Daily Reads

Friday, August 13, 2004

Kerry on the war

One of the things that's bothered me about Kerry is his attituted towards the war, and the military in general. I think it's safe to say that a large portion of the military doesn't think much of him. And then I find this piece:
http://www.redstate.org/story/2004/8/7/123128/4371 . If the author has done his analysis correctly, the conclusion is very worrisome.

There is a lot of feel good stuff there for those who don't like the idea that wars really exist and are sometimes necessary, and a lot of stuff, which if actually put into policy, would make the world a lot more unsafe for everyone, especially Americans, and especially Americans here at home.


I don't think I really suffer from KDS (Kerry derangement syndrome, presumably the counterpart to BDS), but something about the man really irks me.

As I tried to point out to my sister, he's running his entire campaign on VietNam, and while that's all well and good, if he wants me to consider voting for him, he better be out there telling me what he's going to do for the country now. My sister assures me that he has plans, but they all seem to be buried on his website, and as the candidate he should be out there telling me, not making me do all the work to find out what direction he wants the country to go.

I have found some good stuff on his economic plan, though the people who did that apparently had to do a lot of digging themselves.

### Dataset excerpts

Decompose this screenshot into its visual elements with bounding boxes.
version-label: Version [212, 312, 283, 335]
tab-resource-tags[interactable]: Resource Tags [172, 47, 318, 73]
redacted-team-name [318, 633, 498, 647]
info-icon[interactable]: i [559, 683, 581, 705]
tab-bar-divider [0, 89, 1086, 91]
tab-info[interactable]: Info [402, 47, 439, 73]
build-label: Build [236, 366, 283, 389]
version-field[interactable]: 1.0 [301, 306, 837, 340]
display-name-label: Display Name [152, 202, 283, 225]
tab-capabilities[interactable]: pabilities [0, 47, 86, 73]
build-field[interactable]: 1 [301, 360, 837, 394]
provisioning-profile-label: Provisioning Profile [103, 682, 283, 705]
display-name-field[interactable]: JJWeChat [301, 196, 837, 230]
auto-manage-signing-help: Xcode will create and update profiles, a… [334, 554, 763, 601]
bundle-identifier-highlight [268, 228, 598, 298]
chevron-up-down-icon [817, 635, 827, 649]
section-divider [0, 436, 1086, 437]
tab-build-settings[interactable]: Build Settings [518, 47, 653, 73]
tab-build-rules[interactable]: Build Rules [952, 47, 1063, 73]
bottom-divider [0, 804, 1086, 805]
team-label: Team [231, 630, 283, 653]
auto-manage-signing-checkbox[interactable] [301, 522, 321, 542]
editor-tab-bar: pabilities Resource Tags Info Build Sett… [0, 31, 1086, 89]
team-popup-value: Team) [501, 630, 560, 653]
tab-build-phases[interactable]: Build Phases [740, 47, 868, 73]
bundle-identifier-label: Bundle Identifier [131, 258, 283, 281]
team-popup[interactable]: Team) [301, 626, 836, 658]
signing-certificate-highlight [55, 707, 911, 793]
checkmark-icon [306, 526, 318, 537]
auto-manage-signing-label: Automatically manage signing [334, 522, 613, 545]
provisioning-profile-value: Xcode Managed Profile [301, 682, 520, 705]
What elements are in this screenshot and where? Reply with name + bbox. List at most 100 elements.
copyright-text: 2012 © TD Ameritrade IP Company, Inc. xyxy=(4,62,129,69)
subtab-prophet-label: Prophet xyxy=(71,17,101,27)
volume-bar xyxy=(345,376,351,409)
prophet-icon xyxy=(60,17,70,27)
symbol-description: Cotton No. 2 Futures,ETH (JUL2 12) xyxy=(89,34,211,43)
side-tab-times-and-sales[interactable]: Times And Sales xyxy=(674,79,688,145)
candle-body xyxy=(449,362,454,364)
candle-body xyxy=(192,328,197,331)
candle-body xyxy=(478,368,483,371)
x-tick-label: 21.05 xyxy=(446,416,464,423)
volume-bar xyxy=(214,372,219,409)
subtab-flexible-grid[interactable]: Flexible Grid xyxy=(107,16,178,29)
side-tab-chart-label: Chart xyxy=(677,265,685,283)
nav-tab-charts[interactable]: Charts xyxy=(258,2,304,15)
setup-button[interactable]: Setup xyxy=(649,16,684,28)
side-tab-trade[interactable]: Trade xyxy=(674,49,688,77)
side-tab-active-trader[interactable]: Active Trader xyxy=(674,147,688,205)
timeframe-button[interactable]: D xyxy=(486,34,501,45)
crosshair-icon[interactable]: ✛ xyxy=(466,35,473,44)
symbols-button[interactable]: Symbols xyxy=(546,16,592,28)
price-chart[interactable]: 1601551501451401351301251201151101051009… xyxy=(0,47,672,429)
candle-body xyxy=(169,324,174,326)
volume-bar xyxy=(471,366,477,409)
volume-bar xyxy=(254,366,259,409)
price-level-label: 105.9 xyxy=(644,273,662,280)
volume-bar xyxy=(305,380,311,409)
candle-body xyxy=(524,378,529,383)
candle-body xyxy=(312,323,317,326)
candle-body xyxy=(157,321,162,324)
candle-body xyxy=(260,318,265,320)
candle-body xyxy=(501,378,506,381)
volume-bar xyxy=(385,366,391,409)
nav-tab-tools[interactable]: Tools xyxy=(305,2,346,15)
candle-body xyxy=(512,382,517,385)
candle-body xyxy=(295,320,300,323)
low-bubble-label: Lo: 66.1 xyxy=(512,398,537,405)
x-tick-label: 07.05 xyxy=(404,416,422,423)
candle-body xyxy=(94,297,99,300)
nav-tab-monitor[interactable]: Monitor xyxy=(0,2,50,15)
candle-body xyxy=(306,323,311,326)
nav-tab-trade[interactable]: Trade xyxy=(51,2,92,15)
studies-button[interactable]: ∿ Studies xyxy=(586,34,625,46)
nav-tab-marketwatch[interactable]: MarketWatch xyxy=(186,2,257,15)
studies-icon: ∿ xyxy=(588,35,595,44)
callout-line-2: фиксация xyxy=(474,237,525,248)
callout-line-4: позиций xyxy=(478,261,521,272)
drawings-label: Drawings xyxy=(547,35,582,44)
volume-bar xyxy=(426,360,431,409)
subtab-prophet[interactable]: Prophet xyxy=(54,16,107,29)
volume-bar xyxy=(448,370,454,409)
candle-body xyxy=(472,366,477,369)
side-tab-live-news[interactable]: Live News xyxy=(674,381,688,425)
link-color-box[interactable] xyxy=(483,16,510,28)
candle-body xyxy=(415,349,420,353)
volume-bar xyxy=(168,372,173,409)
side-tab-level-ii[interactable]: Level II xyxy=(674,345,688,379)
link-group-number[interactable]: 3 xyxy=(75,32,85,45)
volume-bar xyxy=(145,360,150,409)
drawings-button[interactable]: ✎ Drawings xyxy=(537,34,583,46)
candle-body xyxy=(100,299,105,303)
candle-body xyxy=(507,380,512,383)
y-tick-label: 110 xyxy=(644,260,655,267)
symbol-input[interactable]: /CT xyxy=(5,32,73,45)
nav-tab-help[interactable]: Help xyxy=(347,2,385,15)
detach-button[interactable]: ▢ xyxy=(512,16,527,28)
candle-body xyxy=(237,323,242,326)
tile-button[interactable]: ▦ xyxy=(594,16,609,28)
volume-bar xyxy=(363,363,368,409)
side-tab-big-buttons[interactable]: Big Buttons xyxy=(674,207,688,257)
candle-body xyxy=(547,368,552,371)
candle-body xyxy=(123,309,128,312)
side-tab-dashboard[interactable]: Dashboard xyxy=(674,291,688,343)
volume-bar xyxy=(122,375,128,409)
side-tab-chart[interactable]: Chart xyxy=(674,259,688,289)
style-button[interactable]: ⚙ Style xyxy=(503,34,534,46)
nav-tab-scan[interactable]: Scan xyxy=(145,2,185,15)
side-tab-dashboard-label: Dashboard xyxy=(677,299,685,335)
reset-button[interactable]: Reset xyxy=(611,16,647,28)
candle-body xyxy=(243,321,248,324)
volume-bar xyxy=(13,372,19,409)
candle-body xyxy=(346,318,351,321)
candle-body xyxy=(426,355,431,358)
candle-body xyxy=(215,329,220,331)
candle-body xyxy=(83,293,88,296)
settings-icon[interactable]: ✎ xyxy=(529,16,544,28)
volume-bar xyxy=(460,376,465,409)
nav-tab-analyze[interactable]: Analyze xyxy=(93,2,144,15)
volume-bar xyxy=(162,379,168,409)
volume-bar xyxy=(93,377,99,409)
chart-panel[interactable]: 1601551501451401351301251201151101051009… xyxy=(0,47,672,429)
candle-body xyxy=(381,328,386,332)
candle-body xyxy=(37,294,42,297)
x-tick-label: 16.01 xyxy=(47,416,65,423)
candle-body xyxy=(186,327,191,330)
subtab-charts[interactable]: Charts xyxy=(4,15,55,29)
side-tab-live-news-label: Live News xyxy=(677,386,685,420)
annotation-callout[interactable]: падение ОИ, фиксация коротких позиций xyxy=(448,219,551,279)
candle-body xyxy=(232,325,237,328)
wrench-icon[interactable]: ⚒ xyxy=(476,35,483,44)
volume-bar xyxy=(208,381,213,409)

### What this exercise asks
A - Please write out the stretch of the blog post about Kerry from "I don't think" through "country to go.".
B - According to the blog post about Kerry, what is he running his entire campaign on?

### Numbered answers
A -
I don't think I really suffer from KDS (Kerry derangement syndrome, presumably the counterpart to BDS), but something about the man really irks me.

As I tried to point out to my sister, he's running his entire campaign on VietNam, and while that's all well and good, if he wants me to consider voting for him, he better be out there telling me what he's going to do for the country now. My sister assures me that he has plans, but they all seem to be buried on his website, and as the candidate he should be out there telling me, not making me do all the work to find out what direction he wants the country to go.

B - VietNam.